*What to work on:* Pull every line that holds the word "MilletSoftware" from the entries.

*Record excerpts:*
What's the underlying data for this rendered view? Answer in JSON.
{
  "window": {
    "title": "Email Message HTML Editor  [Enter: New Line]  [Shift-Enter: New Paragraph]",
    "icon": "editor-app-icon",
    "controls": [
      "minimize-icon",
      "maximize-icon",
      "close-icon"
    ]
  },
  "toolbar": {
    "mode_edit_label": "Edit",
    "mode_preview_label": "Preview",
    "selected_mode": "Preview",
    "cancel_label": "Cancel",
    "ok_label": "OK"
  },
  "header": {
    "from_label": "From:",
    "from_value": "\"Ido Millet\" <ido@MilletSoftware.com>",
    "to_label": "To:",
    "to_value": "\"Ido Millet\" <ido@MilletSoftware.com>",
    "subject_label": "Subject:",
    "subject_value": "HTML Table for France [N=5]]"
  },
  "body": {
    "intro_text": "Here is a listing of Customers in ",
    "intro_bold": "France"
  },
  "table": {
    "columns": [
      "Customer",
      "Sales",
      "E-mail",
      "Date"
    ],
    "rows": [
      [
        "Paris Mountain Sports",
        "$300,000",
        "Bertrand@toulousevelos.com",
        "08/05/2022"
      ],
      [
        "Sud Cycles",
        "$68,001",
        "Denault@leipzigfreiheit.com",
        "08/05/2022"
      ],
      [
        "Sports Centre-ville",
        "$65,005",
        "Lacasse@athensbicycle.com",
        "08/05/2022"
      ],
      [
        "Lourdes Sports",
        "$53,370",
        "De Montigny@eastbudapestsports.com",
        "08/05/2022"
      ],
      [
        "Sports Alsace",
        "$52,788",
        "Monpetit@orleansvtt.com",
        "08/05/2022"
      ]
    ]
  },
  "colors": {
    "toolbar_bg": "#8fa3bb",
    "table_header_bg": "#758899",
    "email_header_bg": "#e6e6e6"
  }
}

*Answer to the problem:*
    "from_value": "\"Ido Millet\" <ido@MilletSoftware.com>",
    "to_value": "\"Ido Millet\" <ido@MilletSoftware.com>",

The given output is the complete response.